Records shown:
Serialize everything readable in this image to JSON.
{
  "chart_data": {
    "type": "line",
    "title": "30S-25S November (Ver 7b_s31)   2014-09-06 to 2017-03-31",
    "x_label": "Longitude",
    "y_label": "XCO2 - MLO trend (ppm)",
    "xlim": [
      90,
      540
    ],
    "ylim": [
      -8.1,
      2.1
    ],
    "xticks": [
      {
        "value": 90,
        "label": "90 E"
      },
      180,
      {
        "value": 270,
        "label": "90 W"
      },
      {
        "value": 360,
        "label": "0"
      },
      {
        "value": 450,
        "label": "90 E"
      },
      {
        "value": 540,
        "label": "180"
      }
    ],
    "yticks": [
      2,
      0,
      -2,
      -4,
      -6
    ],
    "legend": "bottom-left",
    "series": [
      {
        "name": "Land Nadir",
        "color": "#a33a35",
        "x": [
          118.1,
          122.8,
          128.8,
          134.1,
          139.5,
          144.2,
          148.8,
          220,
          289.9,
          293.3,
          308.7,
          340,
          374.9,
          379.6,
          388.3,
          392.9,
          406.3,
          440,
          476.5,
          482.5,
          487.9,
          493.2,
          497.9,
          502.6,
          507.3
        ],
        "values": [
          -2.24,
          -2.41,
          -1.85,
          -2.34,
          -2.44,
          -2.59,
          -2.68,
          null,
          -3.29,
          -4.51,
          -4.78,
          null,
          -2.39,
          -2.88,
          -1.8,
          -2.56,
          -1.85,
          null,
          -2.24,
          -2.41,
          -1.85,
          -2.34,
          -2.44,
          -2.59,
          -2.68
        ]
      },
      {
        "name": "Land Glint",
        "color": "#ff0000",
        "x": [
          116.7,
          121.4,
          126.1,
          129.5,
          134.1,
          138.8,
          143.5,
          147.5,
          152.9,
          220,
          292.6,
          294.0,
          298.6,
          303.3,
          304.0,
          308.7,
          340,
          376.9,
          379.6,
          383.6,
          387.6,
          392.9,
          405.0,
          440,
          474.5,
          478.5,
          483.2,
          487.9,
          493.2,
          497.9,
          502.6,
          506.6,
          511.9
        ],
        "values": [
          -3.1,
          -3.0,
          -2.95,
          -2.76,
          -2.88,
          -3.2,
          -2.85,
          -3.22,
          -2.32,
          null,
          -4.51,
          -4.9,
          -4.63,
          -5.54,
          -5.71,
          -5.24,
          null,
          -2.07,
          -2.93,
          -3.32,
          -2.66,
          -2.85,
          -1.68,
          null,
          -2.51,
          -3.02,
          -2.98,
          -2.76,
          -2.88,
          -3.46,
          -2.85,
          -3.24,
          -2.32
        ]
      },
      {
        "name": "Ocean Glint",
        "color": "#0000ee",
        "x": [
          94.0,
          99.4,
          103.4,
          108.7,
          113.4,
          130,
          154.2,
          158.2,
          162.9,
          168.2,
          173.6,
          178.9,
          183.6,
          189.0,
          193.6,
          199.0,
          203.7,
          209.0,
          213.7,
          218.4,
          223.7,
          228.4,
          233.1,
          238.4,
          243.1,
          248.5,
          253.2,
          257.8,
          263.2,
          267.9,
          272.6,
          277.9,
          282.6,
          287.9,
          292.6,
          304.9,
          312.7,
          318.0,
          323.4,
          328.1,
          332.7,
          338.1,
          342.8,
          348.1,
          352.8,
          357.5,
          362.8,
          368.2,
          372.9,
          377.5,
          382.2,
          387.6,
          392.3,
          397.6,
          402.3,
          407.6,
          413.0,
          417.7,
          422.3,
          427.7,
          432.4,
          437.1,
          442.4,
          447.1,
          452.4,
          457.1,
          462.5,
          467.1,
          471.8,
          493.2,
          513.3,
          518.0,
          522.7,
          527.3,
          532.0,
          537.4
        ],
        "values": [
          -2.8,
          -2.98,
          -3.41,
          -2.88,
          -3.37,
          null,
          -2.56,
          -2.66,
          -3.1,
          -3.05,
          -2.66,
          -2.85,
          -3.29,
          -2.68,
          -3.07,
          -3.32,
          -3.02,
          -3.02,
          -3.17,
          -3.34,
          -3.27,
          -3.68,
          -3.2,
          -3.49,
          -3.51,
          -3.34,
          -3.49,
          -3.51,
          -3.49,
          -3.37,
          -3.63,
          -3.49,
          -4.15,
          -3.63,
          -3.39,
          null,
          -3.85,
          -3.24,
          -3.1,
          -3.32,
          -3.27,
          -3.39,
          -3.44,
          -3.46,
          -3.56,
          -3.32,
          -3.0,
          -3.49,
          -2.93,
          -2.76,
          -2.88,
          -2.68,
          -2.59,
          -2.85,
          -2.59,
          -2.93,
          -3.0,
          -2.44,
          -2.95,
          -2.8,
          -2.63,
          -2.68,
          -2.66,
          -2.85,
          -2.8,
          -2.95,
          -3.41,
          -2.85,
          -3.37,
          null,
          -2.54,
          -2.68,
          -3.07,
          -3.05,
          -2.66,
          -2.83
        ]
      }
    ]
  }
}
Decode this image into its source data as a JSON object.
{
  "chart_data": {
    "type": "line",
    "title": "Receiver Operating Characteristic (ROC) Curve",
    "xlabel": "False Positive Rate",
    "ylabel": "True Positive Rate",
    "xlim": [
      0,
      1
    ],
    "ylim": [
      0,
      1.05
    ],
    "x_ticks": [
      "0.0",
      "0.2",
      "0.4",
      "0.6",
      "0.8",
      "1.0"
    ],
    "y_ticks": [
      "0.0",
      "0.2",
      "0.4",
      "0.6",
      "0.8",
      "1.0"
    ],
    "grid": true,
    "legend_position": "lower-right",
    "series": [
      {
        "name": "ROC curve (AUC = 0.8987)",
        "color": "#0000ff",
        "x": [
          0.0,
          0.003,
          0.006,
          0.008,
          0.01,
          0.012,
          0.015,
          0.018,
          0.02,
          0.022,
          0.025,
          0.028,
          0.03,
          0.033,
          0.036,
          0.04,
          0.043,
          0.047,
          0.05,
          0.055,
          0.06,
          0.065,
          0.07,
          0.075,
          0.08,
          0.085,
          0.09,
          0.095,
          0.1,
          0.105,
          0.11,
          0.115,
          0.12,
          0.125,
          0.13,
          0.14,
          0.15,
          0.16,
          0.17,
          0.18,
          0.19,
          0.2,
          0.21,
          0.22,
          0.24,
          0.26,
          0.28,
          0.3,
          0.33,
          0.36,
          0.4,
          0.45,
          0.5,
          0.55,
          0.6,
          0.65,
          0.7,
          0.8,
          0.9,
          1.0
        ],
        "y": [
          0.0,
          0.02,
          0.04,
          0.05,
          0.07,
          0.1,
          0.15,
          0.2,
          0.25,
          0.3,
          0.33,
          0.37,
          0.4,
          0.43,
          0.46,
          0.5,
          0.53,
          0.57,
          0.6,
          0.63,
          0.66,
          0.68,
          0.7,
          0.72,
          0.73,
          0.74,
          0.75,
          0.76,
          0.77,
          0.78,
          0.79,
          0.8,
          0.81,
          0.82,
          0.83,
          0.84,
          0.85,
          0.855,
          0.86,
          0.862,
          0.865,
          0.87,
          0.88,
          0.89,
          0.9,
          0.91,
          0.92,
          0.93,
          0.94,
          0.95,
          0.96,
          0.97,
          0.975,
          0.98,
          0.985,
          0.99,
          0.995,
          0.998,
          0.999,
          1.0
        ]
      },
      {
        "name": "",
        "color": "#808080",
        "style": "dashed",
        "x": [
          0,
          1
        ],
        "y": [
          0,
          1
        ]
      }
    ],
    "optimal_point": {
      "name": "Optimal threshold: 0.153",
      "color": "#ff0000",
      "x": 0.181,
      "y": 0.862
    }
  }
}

Aim of the exercise:
Copy out the whole listing, exactly as written.

Expected answer:
Serialize everything readable in this image to JSON.
{
  "chart_data": {
    "type": "line",
    "title": "30S-25S November (Ver 7b_s31)   2014-09-06 to 2017-03-31",
    "x_label": "Longitude",
    "y_label": "XCO2 - MLO trend (ppm)",
    "xlim": [
      90,
      540
    ],
    "ylim": [
      -8.1,
      2.1
    ],
    "xticks": [
      {
        "value": 90,
        "label": "90 E"
      },
      180,
      {
        "value": 270,
        "label": "90 W"
      },
      {
        "value": 360,
        "label": "0"
      },
      {
        "value": 450,
        "label": "90 E"
      },
      {
        "value": 540,
        "label": "180"
      }
    ],
    "yticks": [
      2,
      0,
      -2,
      -4,
      -6
    ],
    "legend": "bottom-left",
    "series": [
      {
        "name": "Land Nadir",
        "color": "#a33a35",
        "x": [
          118.1,
          122.8,
          128.8,
          134.1,
          139.5,
          144.2,
          148.8,
          220,
          289.9,
          293.3,
          308.7,
          340,
          374.9,
          379.6,
          388.3,
          392.9,
          406.3,
          440,
          476.5,
          482.5,
          487.9,
          493.2,
          497.9,
          502.6,
          507.3
        ],
        "values": [
          -2.24,
          -2.41,
          -1.85,
          -2.34,
          -2.44,
          -2.59,
          -2.68,
          null,
          -3.29,
          -4.51,
          -4.78,
          null,
          -2.39,
          -2.88,
          -1.8,
          -2.56,
          -1.85,
          null,
          -2.24,
          -2.41,
          -1.85,
          -2.34,
          -2.44,
          -2.59,
          -2.68
        ]
      },
      {
        "name": "Land Glint",
        "color": "#ff0000",
        "x": [
          116.7,
          121.4,
          126.1,
          129.5,
          134.1,
          138.8,
          143.5,
          147.5,
          152.9,
          220,
          292.6,
          294.0,
          298.6,
          303.3,
          304.0,
          308.7,
          340,
          376.9,
          379.6,
          383.6,
          387.6,
          392.9,
          405.0,
          440,
          474.5,
          478.5,
          483.2,
          487.9,
          493.2,
          497.9,
          502.6,
          506.6,
          511.9
        ],
        "values": [
          -3.1,
          -3.0,
          -2.95,
          -2.76,
          -2.88,
          -3.2,
          -2.85,
          -3.22,
          -2.32,
          null,
          -4.51,
          -4.9,
          -4.63,
          -5.54,
          -5.71,
          -5.24,
          null,
          -2.07,
          -2.93,
          -3.32,
          -2.66,
          -2.85,
          -1.68,
          null,
          -2.51,
          -3.02,
          -2.98,
          -2.76,
          -2.88,
          -3.46,
          -2.85,
          -3.24,
          -2.32
        ]
      },
      {
        "name": "Ocean Glint",
        "color": "#0000ee",
        "x": [
          94.0,
          99.4,
          103.4,
          108.7,
          113.4,
          130,
          154.2,
          158.2,
          162.9,
          168.2,
          173.6,
          178.9,
          183.6,
          189.0,
          193.6,
          199.0,
          203.7,
          209.0,
          213.7,
          218.4,
          223.7,
          228.4,
          233.1,
          238.4,
          243.1,
          248.5,
          253.2,
          257.8,
          263.2,
          267.9,
          272.6,
          277.9,
          282.6,
          287.9,
          292.6,
          304.9,
          312.7,
          318.0,
          323.4,
          328.1,
          332.7,
          338.1,
          342.8,
          348.1,
          352.8,
          357.5,
          362.8,
          368.2,
          372.9,
          377.5,
          382.2,
          387.6,
          392.3,
          397.6,
          402.3,
          407.6,
          413.0,
          417.7,
          422.3,
          427.7,
          432.4,
          437.1,
          442.4,
          447.1,
          452.4,
          457.1,
          462.5,
          467.1,
          471.8,
          493.2,
          513.3,
          518.0,
          522.7,
          527.3,
          532.0,
          537.4
        ],
        "values": [
          -2.8,
          -2.98,
          -3.41,
          -2.88,
          -3.37,
          null,
          -2.56,
          -2.66,
          -3.1,
          -3.05,
          -2.66,
          -2.85,
          -3.29,
          -2.68,
          -3.07,
          -3.32,
          -3.02,
          -3.02,
          -3.17,
          -3.34,
          -3.27,
          -3.68,
          -3.2,
          -3.49,
          -3.51,
          -3.34,
          -3.49,
          -3.51,
          -3.49,
          -3.37,
          -3.63,
          -3.49,
          -4.15,
          -3.63,
          -3.39,
          null,
          -3.85,
          -3.24,
          -3.1,
          -3.32,
          -3.27,
          -3.39,
          -3.44,
          -3.46,
          -3.56,
          -3.32,
          -3.0,
          -3.49,
          -2.93,
          -2.76,
          -2.88,
          -2.68,
          -2.59,
          -2.85,
          -2.59,
          -2.93,
          -3.0,
          -2.44,
          -2.95,
          -2.8,
          -2.63,
          -2.68,
          -2.66,
          -2.85,
          -2.8,
          -2.95,
          -3.41,
          -2.85,
          -3.37,
          null,
          -2.54,
          -2.68,
          -3.07,
          -3.05,
          -2.66,
          -2.83
        ]
      }
    ]
  }
}
Decode this image into its source data as a JSON object.
{
  "chart_data": {
    "type": "line",
    "title": "Receiver Operating Characteristic (ROC) Curve",
    "xlabel": "False Positive Rate",
    "ylabel": "True Positive Rate",
    "xlim": [
      0,
      1
    ],
    "ylim": [
      0,
      1.05
    ],
    "x_ticks": [
      "0.0",
      "0.2",
      "0.4",
      "0.6",
      "0.8",
      "1.0"
    ],
    "y_ticks": [
      "0.0",
      "0.2",
      "0.4",
      "0.6",
      "0.8",
      "1.0"
    ],
    "grid": true,
    "legend_position": "lower-right",
    "series": [
      {
        "name": "ROC curve (AUC = 0.8987)",
        "color": "#0000ff",
        "x": [
          0.0,
          0.003,
          0.006,
          0.008,
          0.01,
          0.012,
          0.015,
          0.018,
          0.02,
          0.022,
          0.025,
          0.028,
          0.03,
          0.033,
          0.036,
          0.04,
          0.043,
          0.047,
          0.05,
          0.055,
          0.06,
          0.065,
          0.07,
          0.075,
          0.08,
          0.085,
          0.09,
          0.095,
          0.1,
          0.105,
          0.11,
          0.115,
          0.12,
          0.125,
          0.13,
          0.14,
          0.15,
          0.16,
          0.17,
          0.18,
          0.19,
          0.2,
          0.21,
          0.22,
          0.24,
          0.26,
          0.28,
          0.3,
          0.33,
          0.36,
          0.4,
          0.45,
          0.5,
          0.55,
          0.6,
          0.65,
          0.7,
          0.8,
          0.9,
          1.0
        ],
        "y": [
          0.0,
          0.02,
          0.04,
          0.05,
          0.07,
          0.1,
          0.15,
          0.2,
          0.25,
          0.3,
          0.33,
          0.37,
          0.4,
          0.43,
          0.46,
          0.5,
          0.53,
          0.57,
          0.6,
          0.63,
          0.66,
          0.68,
          0.7,
          0.72,
          0.73,
          0.74,
          0.75,
          0.76,
          0.77,
          0.78,
          0.79,
          0.8,
          0.81,
          0.82,
          0.83,
          0.84,
          0.85,
          0.855,
          0.86,
          0.862,
          0.865,
          0.87,
          0.88,
          0.89,
          0.9,
          0.91,
          0.92,
          0.93,
          0.94,
          0.95,
          0.96,
          0.97,
          0.975,
          0.98,
          0.985,
          0.99,
          0.995,
          0.998,
          0.999,
          1.0
        ]
      },
      {
        "name": "",
        "color": "#808080",
        "style": "dashed",
        "x": [
          0,
          1
        ],
        "y": [
          0,
          1
        ]
      }
    ],
    "optimal_point": {
      "name": "Optimal threshold: 0.153",
      "color": "#ff0000",
      "x": 0.181,
      "y": 0.862
    }
  }
}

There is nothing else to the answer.